Goal of the exercise:
Your task is to filter the data below down to the lines holding "title".

Information supplied:
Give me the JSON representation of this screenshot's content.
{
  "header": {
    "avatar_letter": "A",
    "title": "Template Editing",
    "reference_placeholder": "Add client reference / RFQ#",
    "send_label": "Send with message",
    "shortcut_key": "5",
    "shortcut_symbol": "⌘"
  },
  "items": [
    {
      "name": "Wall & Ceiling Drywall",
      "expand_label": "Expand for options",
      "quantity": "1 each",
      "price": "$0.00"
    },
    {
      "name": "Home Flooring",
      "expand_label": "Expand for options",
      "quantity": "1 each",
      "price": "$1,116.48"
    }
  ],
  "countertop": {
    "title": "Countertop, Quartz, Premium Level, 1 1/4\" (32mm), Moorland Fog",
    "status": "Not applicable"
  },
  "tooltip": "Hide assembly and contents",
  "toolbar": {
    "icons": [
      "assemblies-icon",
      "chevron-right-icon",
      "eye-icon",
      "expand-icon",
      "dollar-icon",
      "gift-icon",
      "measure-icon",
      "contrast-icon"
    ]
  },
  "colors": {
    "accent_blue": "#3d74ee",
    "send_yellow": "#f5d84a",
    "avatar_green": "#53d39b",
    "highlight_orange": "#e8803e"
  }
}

The result:
    "title": "Template Editing",
    "title": "Countertop, Quartz, Premium Level, 1 1/4\" (32mm), Moorland Fog",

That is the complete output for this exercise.